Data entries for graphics
■ ■ ■ ■ ■

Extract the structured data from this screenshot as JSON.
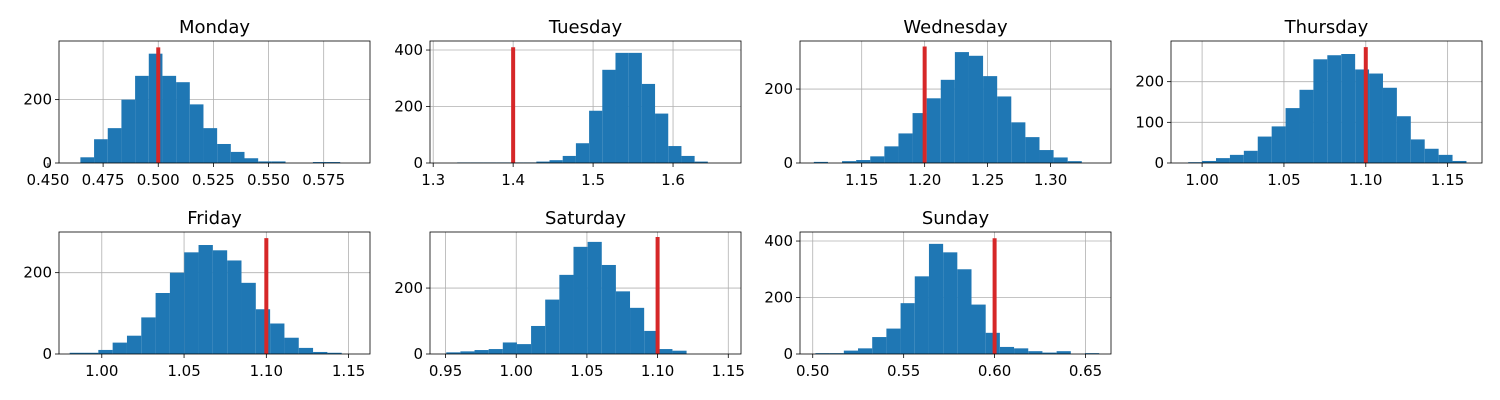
{
  "colors": {
    "bar": "#1f77b4",
    "marker": "#d62728"
  },
  "chart_data": [
    {
      "type": "bar",
      "title": "Monday",
      "grid": true,
      "xlim": [
        0.455,
        0.596
      ],
      "ylim": [
        0,
        385
      ],
      "xticks": [
        "0.450",
        "0.475",
        "0.500",
        "0.525",
        "0.550",
        "0.575"
      ],
      "yticks": [
        "0",
        "200"
      ],
      "bin_edges": [
        0.4647,
        0.4709,
        0.4771,
        0.4833,
        0.4895,
        0.4957,
        0.5019,
        0.5081,
        0.5143,
        0.5205,
        0.5267,
        0.5329,
        0.5391,
        0.5453,
        0.5515,
        0.5577,
        0.5639,
        0.5701,
        0.5763,
        0.5825,
        0.5887
      ],
      "counts": [
        18,
        75,
        110,
        200,
        275,
        345,
        275,
        255,
        185,
        110,
        60,
        35,
        15,
        5,
        5,
        0,
        0,
        3,
        3,
        0
      ],
      "marker": {
        "x": 0.5,
        "top": 365
      }
    },
    {
      "type": "bar",
      "title": "Tuesday",
      "grid": true,
      "xlim": [
        1.296,
        1.685
      ],
      "ylim": [
        0,
        432
      ],
      "xticks": [
        "1.3",
        "1.4",
        "1.5",
        "1.6"
      ],
      "yticks": [
        "0",
        "200",
        "400"
      ],
      "bin_edges": [
        1.33,
        1.3465,
        1.363,
        1.3795,
        1.396,
        1.4125,
        1.429,
        1.4455,
        1.462,
        1.4785,
        1.495,
        1.5115,
        1.528,
        1.5445,
        1.561,
        1.5775,
        1.594,
        1.6105,
        1.627,
        1.6435,
        1.66
      ],
      "counts": [
        2,
        2,
        2,
        2,
        2,
        2,
        5,
        10,
        25,
        70,
        185,
        330,
        390,
        390,
        280,
        175,
        60,
        25,
        5,
        0
      ],
      "marker": {
        "x": 1.4,
        "top": 410
      }
    },
    {
      "type": "bar",
      "title": "Wednesday",
      "grid": true,
      "xlim": [
        1.101,
        1.348
      ],
      "ylim": [
        0,
        330
      ],
      "xticks": [
        "1.15",
        "1.20",
        "1.25",
        "1.30"
      ],
      "yticks": [
        "0",
        "200"
      ],
      "bin_edges": [
        1.112,
        1.1232,
        1.1344,
        1.1456,
        1.1568,
        1.168,
        1.1792,
        1.1904,
        1.2016,
        1.2128,
        1.224,
        1.2352,
        1.2464,
        1.2576,
        1.2688,
        1.28,
        1.2912,
        1.3024,
        1.3136,
        1.3248,
        1.336
      ],
      "counts": [
        3,
        0,
        5,
        8,
        18,
        45,
        80,
        135,
        175,
        225,
        300,
        290,
        235,
        180,
        110,
        70,
        35,
        15,
        5,
        0
      ],
      "marker": {
        "x": 1.2,
        "top": 315
      }
    },
    {
      "type": "bar",
      "title": "Thursday",
      "grid": true,
      "xlim": [
        0.981,
        1.171
      ],
      "ylim": [
        0,
        300
      ],
      "xticks": [
        "1.00",
        "1.05",
        "1.10",
        "1.15"
      ],
      "yticks": [
        "0",
        "100",
        "200"
      ],
      "bin_edges": [
        0.9915,
        1.0,
        1.0085,
        1.017,
        1.0255,
        1.034,
        1.0425,
        1.051,
        1.0595,
        1.068,
        1.0765,
        1.085,
        1.0935,
        1.102,
        1.1105,
        1.119,
        1.1275,
        1.136,
        1.1445,
        1.153,
        1.1615
      ],
      "counts": [
        2,
        5,
        12,
        20,
        30,
        65,
        90,
        135,
        180,
        255,
        265,
        268,
        230,
        220,
        185,
        115,
        58,
        35,
        20,
        5
      ],
      "marker": {
        "x": 1.1,
        "top": 285
      }
    },
    {
      "type": "bar",
      "title": "Friday",
      "grid": true,
      "xlim": [
        0.974,
        1.163
      ],
      "ylim": [
        0,
        300
      ],
      "xticks": [
        "1.00",
        "1.05",
        "1.10",
        "1.15"
      ],
      "yticks": [
        "0",
        "200"
      ],
      "bin_edges": [
        0.9805,
        0.9892,
        0.9979,
        1.0066,
        1.0153,
        1.024,
        1.0327,
        1.0414,
        1.0501,
        1.0588,
        1.0675,
        1.0762,
        1.0849,
        1.0936,
        1.1023,
        1.111,
        1.1197,
        1.1284,
        1.1371,
        1.1458,
        1.1545
      ],
      "counts": [
        3,
        3,
        10,
        28,
        45,
        90,
        150,
        200,
        250,
        268,
        255,
        230,
        175,
        110,
        75,
        40,
        15,
        5,
        3,
        0
      ],
      "marker": {
        "x": 1.1,
        "top": 285
      }
    },
    {
      "type": "bar",
      "title": "Saturday",
      "grid": true,
      "xlim": [
        0.939,
        1.159
      ],
      "ylim": [
        0,
        370
      ],
      "xticks": [
        "0.95",
        "1.00",
        "1.05",
        "1.10",
        "1.15"
      ],
      "yticks": [
        "0",
        "200"
      ],
      "bin_edges": [
        0.9505,
        0.9605,
        0.9705,
        0.9805,
        0.9905,
        1.0005,
        1.0105,
        1.0205,
        1.0305,
        1.0405,
        1.0505,
        1.0605,
        1.0705,
        1.0805,
        1.0905,
        1.1005,
        1.1105,
        1.1205,
        1.1305,
        1.1405,
        1.1505
      ],
      "counts": [
        5,
        8,
        12,
        15,
        35,
        30,
        85,
        165,
        240,
        325,
        340,
        270,
        190,
        140,
        70,
        15,
        10,
        0,
        0,
        0
      ],
      "marker": {
        "x": 1.1,
        "top": 355
      }
    },
    {
      "type": "bar",
      "title": "Sunday",
      "grid": true,
      "xlim": [
        0.493,
        0.664
      ],
      "ylim": [
        0,
        432
      ],
      "xticks": [
        "0.50",
        "0.55",
        "0.60",
        "0.65"
      ],
      "yticks": [
        "0",
        "200",
        "400"
      ],
      "bin_edges": [
        0.5015,
        0.5093,
        0.5171,
        0.5249,
        0.5327,
        0.5405,
        0.5483,
        0.5561,
        0.5639,
        0.5717,
        0.5795,
        0.5873,
        0.5951,
        0.6029,
        0.6107,
        0.6185,
        0.6263,
        0.6341,
        0.6419,
        0.6497,
        0.6575
      ],
      "counts": [
        3,
        3,
        12,
        20,
        60,
        90,
        180,
        275,
        390,
        360,
        300,
        175,
        75,
        25,
        20,
        10,
        5,
        10,
        0,
        3
      ],
      "marker": {
        "x": 0.6,
        "top": 410
      }
    }
  ]
}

■ ■ ■ ■ ■

### What to work on
Go through the material line by line. Show each line that contains the string "title".

### Task response
      "title": "Monday",
      "title": "Tuesday",
      "title": "Wednesday",
      "title": "Thursday",
      "title": "Friday",
      "title": "Saturday",
      "title": "Sunday",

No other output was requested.